**Passage:**
Content starts

Sherry was sharing to me that She want to be a pastor.Den suddenly I was dreaming abt her ( not in that kind of way). But as a pastor. God envisioned me 2 share somethings to her.I did.And if you want know abt it go read Sherry's blog! She promised she wont give up! so sherry , Its a promise k? :P
And I really thank God for today.God has brought back my 'first love' thru today's even due to Zk's leadership.No words can ever express how thankful I am but overall, ty :P
A few encouraging verses from u guys 2 chew on :P
("Man does not live on bread alone, but on every word that comes from the mouth of God. "Matthew 4:4)
"If any of you lacks wisdom, he should ask God, who gives generously to all without finding fault, and it will be given to him." James 1:5
"No temptation has seized you except what is common to man. And God is faithful; he will not let you be tempted beyond what you can bear. But when you are tempted, he will also provide a way out so that you can stand up under it." 1 Corinthians 10:13
“I will never fail you.I will never abandon you.” Hebrews 13:5c (New Living Translation)

Content ends

**Given data:**
Content starts

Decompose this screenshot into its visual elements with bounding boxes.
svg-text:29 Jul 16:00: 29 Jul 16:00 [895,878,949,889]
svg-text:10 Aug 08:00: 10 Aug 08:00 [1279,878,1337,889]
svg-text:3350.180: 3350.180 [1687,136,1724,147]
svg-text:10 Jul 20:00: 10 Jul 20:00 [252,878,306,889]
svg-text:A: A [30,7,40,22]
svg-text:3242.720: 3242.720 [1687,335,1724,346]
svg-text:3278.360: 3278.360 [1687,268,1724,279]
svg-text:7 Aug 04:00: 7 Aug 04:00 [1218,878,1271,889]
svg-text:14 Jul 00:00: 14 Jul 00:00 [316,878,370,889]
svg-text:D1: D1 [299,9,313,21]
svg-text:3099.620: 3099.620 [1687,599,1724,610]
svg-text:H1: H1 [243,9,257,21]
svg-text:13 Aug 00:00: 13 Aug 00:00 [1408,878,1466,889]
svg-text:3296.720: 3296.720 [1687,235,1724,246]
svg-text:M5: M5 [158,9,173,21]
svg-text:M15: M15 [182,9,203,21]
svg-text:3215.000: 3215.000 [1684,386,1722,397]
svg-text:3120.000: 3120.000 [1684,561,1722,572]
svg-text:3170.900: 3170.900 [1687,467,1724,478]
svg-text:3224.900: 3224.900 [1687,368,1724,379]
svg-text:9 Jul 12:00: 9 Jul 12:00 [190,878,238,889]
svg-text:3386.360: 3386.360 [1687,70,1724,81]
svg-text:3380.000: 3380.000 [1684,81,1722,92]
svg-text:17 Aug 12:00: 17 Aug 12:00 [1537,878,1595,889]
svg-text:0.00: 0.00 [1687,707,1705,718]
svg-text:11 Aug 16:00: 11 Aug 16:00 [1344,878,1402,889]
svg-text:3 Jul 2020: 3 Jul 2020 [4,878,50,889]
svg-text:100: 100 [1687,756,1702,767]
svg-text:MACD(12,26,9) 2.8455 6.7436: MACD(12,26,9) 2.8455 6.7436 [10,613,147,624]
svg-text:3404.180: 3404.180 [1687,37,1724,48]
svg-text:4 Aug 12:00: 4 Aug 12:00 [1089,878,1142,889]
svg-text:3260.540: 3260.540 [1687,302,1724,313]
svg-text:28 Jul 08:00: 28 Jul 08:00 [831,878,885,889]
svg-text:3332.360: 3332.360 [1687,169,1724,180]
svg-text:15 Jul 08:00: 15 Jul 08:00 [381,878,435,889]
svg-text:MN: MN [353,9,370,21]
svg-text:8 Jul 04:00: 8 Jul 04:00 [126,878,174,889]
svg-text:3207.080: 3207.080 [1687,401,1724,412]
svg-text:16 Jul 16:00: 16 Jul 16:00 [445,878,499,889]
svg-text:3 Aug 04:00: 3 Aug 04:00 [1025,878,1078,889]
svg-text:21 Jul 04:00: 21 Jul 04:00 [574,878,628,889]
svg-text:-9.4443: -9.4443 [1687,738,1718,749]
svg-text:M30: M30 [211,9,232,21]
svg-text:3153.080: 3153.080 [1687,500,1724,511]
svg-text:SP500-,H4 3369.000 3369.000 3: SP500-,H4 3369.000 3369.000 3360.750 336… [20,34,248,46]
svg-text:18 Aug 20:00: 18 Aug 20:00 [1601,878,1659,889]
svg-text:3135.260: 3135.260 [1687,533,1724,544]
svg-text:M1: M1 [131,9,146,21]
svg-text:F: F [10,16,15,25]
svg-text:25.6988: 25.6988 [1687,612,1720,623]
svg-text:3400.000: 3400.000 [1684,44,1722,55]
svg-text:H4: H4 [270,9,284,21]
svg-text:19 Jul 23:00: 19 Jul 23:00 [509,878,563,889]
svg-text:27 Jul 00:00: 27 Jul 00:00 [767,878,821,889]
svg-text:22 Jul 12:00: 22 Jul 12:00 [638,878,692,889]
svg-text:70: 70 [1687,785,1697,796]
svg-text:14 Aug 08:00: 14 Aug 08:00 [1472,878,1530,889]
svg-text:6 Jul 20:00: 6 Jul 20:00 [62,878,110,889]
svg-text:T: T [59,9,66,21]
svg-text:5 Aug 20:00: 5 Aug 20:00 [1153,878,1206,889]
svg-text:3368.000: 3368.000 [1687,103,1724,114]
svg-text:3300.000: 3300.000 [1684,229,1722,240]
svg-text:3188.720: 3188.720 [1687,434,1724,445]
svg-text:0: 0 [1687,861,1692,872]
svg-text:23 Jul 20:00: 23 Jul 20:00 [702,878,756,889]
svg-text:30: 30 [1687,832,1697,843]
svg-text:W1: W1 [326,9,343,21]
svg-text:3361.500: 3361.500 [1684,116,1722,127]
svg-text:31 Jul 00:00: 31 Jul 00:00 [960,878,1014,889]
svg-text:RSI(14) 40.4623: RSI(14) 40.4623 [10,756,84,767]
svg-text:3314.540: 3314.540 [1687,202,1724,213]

Content ends

**Work to be completed:**
For each statement below, answer yes or no according to the blog post, and quote the words from the post that settle it.
1. Sherry promised she would not give up.
2. The verse from James 1:5 says that wisdom will be given to anyone who lacks it and asks God.
3. The verse from Hebrews 13:5c is quoted from the King James Version.
The records are a separate body of material from the blog post.

**Exercise solution:**
1. Yes: "She promised she wont give up!"
2. Yes: "If any of you lacks wisdom, he should ask God, who gives generously to all without finding fault, and it will be given to him."
3. No: "(New Living Translation)"